= Your objective =
Copy all of the material word for word, except for the pictures.

= Figure collection entries =
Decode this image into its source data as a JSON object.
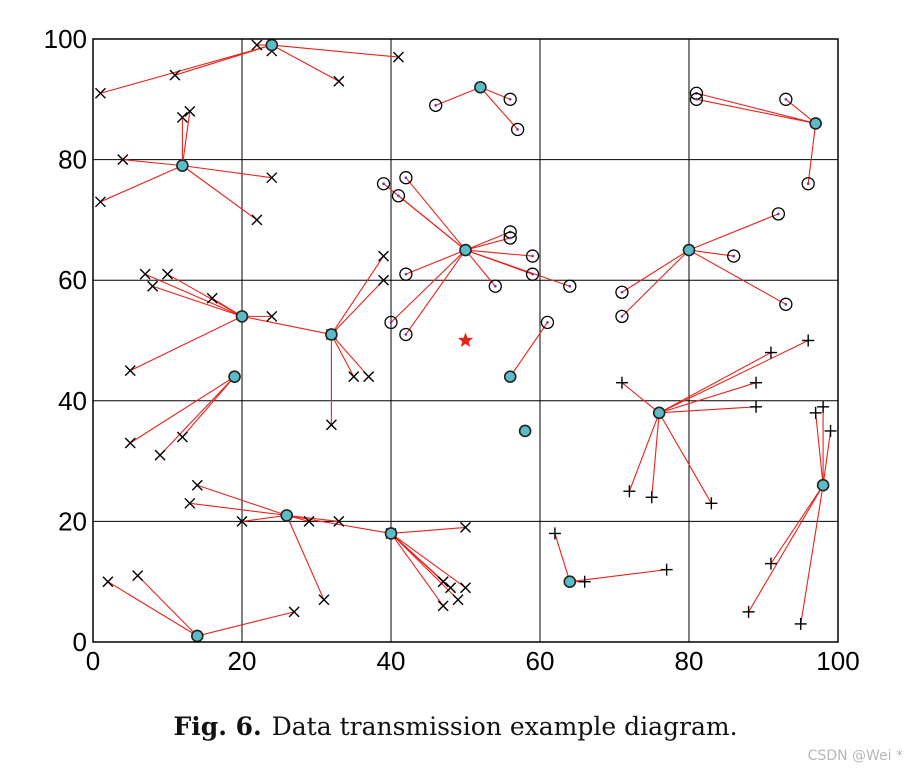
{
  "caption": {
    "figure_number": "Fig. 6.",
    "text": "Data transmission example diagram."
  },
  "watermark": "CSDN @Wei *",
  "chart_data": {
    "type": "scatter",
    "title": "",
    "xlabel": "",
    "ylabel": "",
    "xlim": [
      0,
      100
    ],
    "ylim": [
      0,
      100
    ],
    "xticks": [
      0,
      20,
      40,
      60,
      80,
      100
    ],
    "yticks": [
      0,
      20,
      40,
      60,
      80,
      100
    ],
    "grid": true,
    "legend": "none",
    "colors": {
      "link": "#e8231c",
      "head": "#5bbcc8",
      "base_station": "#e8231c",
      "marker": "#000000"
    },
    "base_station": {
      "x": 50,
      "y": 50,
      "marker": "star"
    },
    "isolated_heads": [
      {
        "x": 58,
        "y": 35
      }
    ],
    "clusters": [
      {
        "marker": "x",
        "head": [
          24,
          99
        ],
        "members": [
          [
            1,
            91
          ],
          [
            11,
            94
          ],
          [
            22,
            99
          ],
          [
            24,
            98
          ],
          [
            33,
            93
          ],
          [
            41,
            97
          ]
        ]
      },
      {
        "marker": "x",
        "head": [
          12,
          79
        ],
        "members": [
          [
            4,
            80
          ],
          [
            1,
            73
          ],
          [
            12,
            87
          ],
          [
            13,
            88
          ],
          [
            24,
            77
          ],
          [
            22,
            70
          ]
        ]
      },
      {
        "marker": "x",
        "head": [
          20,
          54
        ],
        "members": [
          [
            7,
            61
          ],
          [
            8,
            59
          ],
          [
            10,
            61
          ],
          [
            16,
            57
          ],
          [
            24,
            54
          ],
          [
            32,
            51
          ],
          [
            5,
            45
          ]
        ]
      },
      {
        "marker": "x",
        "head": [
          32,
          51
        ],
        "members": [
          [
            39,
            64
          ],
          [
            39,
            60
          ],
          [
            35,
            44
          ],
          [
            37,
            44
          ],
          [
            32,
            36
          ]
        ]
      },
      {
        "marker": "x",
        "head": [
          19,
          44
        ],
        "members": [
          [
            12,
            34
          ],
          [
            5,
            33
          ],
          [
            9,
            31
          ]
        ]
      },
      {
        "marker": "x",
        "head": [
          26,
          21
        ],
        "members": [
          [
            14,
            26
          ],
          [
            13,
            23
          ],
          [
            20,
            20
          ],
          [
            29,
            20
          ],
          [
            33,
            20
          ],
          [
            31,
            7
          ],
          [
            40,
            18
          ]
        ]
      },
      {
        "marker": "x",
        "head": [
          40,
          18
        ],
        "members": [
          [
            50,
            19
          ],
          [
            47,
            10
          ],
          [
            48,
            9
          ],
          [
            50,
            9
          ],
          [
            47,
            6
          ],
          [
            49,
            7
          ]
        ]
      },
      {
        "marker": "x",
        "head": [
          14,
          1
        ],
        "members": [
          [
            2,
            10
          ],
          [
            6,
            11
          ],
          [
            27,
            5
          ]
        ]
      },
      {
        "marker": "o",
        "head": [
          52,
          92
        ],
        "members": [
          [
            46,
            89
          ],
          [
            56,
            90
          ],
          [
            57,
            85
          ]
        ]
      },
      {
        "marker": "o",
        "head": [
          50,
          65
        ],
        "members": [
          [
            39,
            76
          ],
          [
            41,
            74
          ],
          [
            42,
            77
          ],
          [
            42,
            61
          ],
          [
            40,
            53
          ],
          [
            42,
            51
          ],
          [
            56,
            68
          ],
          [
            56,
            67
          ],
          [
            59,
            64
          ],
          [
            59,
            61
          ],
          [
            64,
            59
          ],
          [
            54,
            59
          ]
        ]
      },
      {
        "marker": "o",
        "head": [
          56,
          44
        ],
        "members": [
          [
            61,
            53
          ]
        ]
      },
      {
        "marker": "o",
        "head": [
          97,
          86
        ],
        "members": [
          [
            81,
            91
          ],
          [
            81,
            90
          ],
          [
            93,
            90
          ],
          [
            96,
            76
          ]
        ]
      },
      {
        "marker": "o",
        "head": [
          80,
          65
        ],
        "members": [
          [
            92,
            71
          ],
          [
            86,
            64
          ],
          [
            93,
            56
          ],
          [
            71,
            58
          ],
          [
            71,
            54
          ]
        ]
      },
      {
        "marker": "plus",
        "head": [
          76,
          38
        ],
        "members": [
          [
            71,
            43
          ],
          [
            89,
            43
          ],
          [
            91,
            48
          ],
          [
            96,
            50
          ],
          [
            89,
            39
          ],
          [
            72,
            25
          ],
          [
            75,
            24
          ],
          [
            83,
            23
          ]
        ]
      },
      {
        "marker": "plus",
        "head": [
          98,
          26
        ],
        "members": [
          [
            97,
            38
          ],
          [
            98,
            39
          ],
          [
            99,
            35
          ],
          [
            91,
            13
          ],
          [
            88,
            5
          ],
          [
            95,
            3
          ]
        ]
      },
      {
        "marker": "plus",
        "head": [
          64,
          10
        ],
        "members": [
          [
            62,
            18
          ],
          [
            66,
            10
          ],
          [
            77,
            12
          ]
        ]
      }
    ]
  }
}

= Reply to the exercise =
Decode this image into its source data as a JSON object.
{
  "caption": {
    "figure_number": "Fig. 6.",
    "text": "Data transmission example diagram."
  },
  "watermark": "CSDN @Wei *",
  "chart_data": {
    "type": "scatter",
    "title": "",
    "xlabel": "",
    "ylabel": "",
    "xlim": [
      0,
      100
    ],
    "ylim": [
      0,
      100
    ],
    "xticks": [
      0,
      20,
      40,
      60,
      80,
      100
    ],
    "yticks": [
      0,
      20,
      40,
      60,
      80,
      100
    ],
    "grid": true,
    "legend": "none",
    "colors": {
      "link": "#e8231c",
      "head": "#5bbcc8",
      "base_station": "#e8231c",
      "marker": "#000000"
    },
    "base_station": {
      "x": 50,
      "y": 50,
      "marker": "star"
    },
    "isolated_heads": [
      {
        "x": 58,
        "y": 35
      }
    ],
    "clusters": [
      {
        "marker": "x",
        "head": [
          24,
          99
        ],
        "members": [
          [
            1,
            91
          ],
          [
            11,
            94
          ],
          [
            22,
            99
          ],
          [
            24,
            98
          ],
          [
            33,
            93
          ],
          [
            41,
            97
          ]
        ]
      },
      {
        "marker": "x",
        "head": [
          12,
          79
        ],
        "members": [
          [
            4,
            80
          ],
          [
            1,
            73
          ],
          [
            12,
            87
          ],
          [
            13,
            88
          ],
          [
            24,
            77
          ],
          [
            22,
            70
          ]
        ]
      },
      {
        "marker": "x",
        "head": [
          20,
          54
        ],
        "members": [
          [
            7,
            61
          ],
          [
            8,
            59
          ],
          [
            10,
            61
          ],
          [
            16,
            57
          ],
          [
            24,
            54
          ],
          [
            32,
            51
          ],
          [
            5,
            45
          ]
        ]
      },
      {
        "marker": "x",
        "head": [
          32,
          51
        ],
        "members": [
          [
            39,
            64
          ],
          [
            39,
            60
          ],
          [
            35,
            44
          ],
          [
            37,
            44
          ],
          [
            32,
            36
          ]
        ]
      },
      {
        "marker": "x",
        "head": [
          19,
          44
        ],
        "members": [
          [
            12,
            34
          ],
          [
            5,
            33
          ],
          [
            9,
            31
          ]
        ]
      },
      {
        "marker": "x",
        "head": [
          26,
          21
        ],
        "members": [
          [
            14,
            26
          ],
          [
            13,
            23
          ],
          [
            20,
            20
          ],
          [
            29,
            20
          ],
          [
            33,
            20
          ],
          [
            31,
            7
          ],
          [
            40,
            18
          ]
        ]
      },
      {
        "marker": "x",
        "head": [
          40,
          18
        ],
        "members": [
          [
            50,
            19
          ],
          [
            47,
            10
          ],
          [
            48,
            9
          ],
          [
            50,
            9
          ],
          [
            47,
            6
          ],
          [
            49,
            7
          ]
        ]
      },
      {
        "marker": "x",
        "head": [
          14,
          1
        ],
        "members": [
          [
            2,
            10
          ],
          [
            6,
            11
          ],
          [
            27,
            5
          ]
        ]
      },
      {
        "marker": "o",
        "head": [
          52,
          92
        ],
        "members": [
          [
            46,
            89
          ],
          [
            56,
            90
          ],
          [
            57,
            85
          ]
        ]
      },
      {
        "marker": "o",
        "head": [
          50,
          65
        ],
        "members": [
          [
            39,
            76
          ],
          [
            41,
            74
          ],
          [
            42,
            77
          ],
          [
            42,
            61
          ],
          [
            40,
            53
          ],
          [
            42,
            51
          ],
          [
            56,
            68
          ],
          [
            56,
            67
          ],
          [
            59,
            64
          ],
          [
            59,
            61
          ],
          [
            64,
            59
          ],
          [
            54,
            59
          ]
        ]
      },
      {
        "marker": "o",
        "head": [
          56,
          44
        ],
        "members": [
          [
            61,
            53
          ]
        ]
      },
      {
        "marker": "o",
        "head": [
          97,
          86
        ],
        "members": [
          [
            81,
            91
          ],
          [
            81,
            90
          ],
          [
            93,
            90
          ],
          [
            96,
            76
          ]
        ]
      },
      {
        "marker": "o",
        "head": [
          80,
          65
        ],
        "members": [
          [
            92,
            71
          ],
          [
            86,
            64
          ],
          [
            93,
            56
          ],
          [
            71,
            58
          ],
          [
            71,
            54
          ]
        ]
      },
      {
        "marker": "plus",
        "head": [
          76,
          38
        ],
        "members": [
          [
            71,
            43
          ],
          [
            89,
            43
          ],
          [
            91,
            48
          ],
          [
            96,
            50
          ],
          [
            89,
            39
          ],
          [
            72,
            25
          ],
          [
            75,
            24
          ],
          [
            83,
            23
          ]
        ]
      },
      {
        "marker": "plus",
        "head": [
          98,
          26
        ],
        "members": [
          [
            97,
            38
          ],
          [
            98,
            39
          ],
          [
            99,
            35
          ],
          [
            91,
            13
          ],
          [
            88,
            5
          ],
          [
            95,
            3
          ]
        ]
      },
      {
        "marker": "plus",
        "head": [
          64,
          10
        ],
        "members": [
          [
            62,
            18
          ],
          [
            66,
            10
          ],
          [
            77,
            12
          ]
        ]
      }
    ]
  }
}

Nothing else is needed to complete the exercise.